## Goal:
Update the rows covering everything from "leader-line-other-drop (177, 89, 183, 102)" down to "pie-slice-other (174, 97, 228, 207)", swapping "slice" for "wedge" and leaving all else as it stands.

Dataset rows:
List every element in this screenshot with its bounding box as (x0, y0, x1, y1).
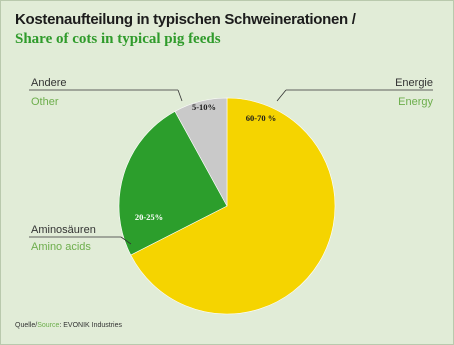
leader-line-other-drop (177, 89, 183, 102)
value-label-amino: 20-25% (135, 212, 163, 222)
label-other-en: Other (31, 96, 59, 108)
label-amino-de: Aminosäuren (31, 224, 96, 236)
label-energy-en: Energy (398, 96, 433, 108)
label-energy-de: Energie (395, 77, 433, 89)
chart-title: Kostenaufteilung in typischen Schweinera… (15, 11, 356, 28)
source-separator: / (35, 322, 38, 329)
pie-slice-energy (130, 97, 336, 315)
source-label-en: Source (37, 322, 60, 329)
chart-subtitle: Share of cots in typical pig feeds (15, 31, 221, 47)
pie-slice-other (174, 97, 228, 207)
leader-line-amino-drop (120, 236, 132, 245)
leader-line-energy-drop (276, 89, 287, 102)
pie-slices (118, 97, 336, 315)
source-note: Quelle/Source: EVONIK Industries (15, 322, 122, 329)
value-label-energy: 60-70 % (246, 113, 276, 123)
source-label-de: Quelle (15, 322, 36, 329)
label-other-de: Andere (31, 77, 66, 89)
label-amino-en: Amino acids (31, 241, 91, 253)
value-label-other: 5-10% (192, 102, 216, 112)
source-name: : EVONIK Industries (59, 322, 123, 329)
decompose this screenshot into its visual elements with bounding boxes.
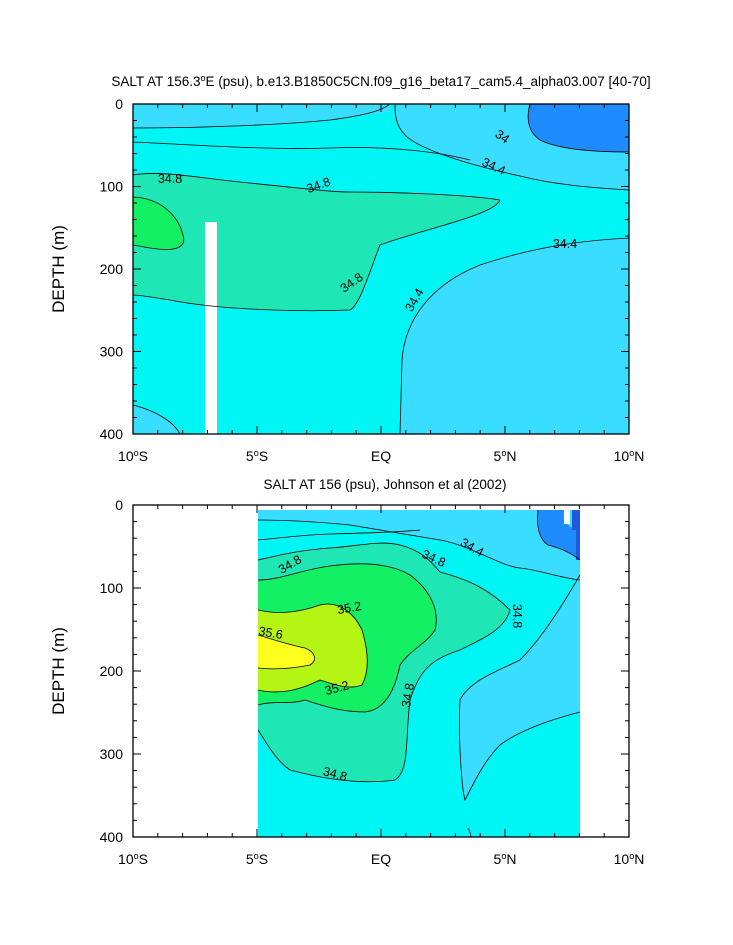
x-tick-label: EQ [371,448,391,464]
salinity-field-34-34.4-right [459,575,580,800]
x-tick-label: 5oN [494,851,517,867]
panel-2-title: SALT AT 156 (psu), Johnson et al (2002) [264,477,507,492]
salinity-field-lt-34 [528,104,629,152]
panel-2: SALT AT 156 (psu), Johnson et al (2002) [49,477,644,867]
panel-1-axes: 0 100 200 300 400 10oS 5oS EQ 5oN 10oN [100,96,645,464]
salinity-field-34-34.4-top [258,510,580,580]
salinity-field-34-34.4-bottom-left [133,405,180,434]
contour-label: 34.8 [158,172,182,186]
contour-label: 34.4 [553,237,577,251]
x-tick-label: 10oS [118,448,148,464]
salinity-field-lt-34 [537,510,580,560]
contour-label: 35.2 [323,678,350,698]
panel-2-fields [258,510,580,837]
panel-1-title: SALT AT 156.3oE (psu), b.e13.B1850C5CN.f… [111,73,650,89]
contour-label: 34.8 [510,604,524,628]
salinity-field-35.2-35.6 [133,197,184,250]
contour-label: 35.2 [336,599,362,617]
y-tick-label: 0 [115,96,123,112]
salinity-field-34.8-35.2 [133,173,500,311]
panel-2-contour-lines [258,510,580,837]
panel-2-axes: 0 100 200 300 400 10oS 5oS EQ 5oN 10oN [100,497,645,867]
x-tick-label: 5oS [246,448,268,464]
x-tick-label: 5oS [246,851,268,867]
missing-data-notch [564,510,570,524]
panel-2-y-axis-label: DEPTH (m) [49,627,68,715]
y-tick-label: 0 [115,497,123,513]
panel-1-y-axis-label: DEPTH (m) [49,225,68,313]
salinity-field-34-34.4-deep [400,238,629,434]
salinity-field-34-34.4-top-left [133,104,390,128]
y-tick-label: 200 [100,261,124,277]
x-tick-label: EQ [371,851,391,867]
y-tick-label: 400 [100,829,124,845]
y-tick-label: 300 [100,344,124,360]
x-tick-label: 10oN [614,448,645,464]
contour-label: 34.8 [321,764,348,784]
salinity-field-34-deep [572,510,580,560]
x-tick-label: 10oS [118,851,148,867]
y-tick-label: 100 [100,580,124,596]
panel-1: SALT AT 156.3oE (psu), b.e13.B1850C5CN.f… [49,73,651,464]
x-tick-label: 10oN [614,851,645,867]
panel-1-fields [133,104,629,434]
contour-label: 35.6 [257,624,283,642]
y-tick-label: 400 [100,426,124,442]
x-tick-label: 5oN [494,448,517,464]
y-tick-label: 200 [100,663,124,679]
y-tick-label: 100 [100,179,124,195]
salinity-field-gt-36 [258,635,315,669]
contour-label: 34.8 [399,682,417,708]
missing-data-column [205,222,217,434]
y-tick-label: 300 [100,746,124,762]
salinity-field-35.6-36 [258,604,368,692]
contour-label: 34 [493,127,512,146]
panel-1-contour-lines [133,104,629,434]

## Exercise solution:
leader-line-other-drop (177, 89, 183, 102)
value-label-amino: 20-25% (135, 212, 163, 222)
label-other-en: Other (31, 96, 59, 108)
label-amino-de: Aminosäuren (31, 224, 96, 236)
label-energy-en: Energy (398, 96, 433, 108)
label-energy-de: Energie (395, 77, 433, 89)
chart-title: Kostenaufteilung in typischen Schweinera… (15, 11, 356, 28)
source-separator: / (35, 322, 38, 329)
pie-wedge-energy (130, 97, 336, 315)
source-label-en: Source (37, 322, 60, 329)
chart-subtitle: Share of cots in typical pig feeds (15, 31, 221, 47)
pie-wedge-other (174, 97, 228, 207)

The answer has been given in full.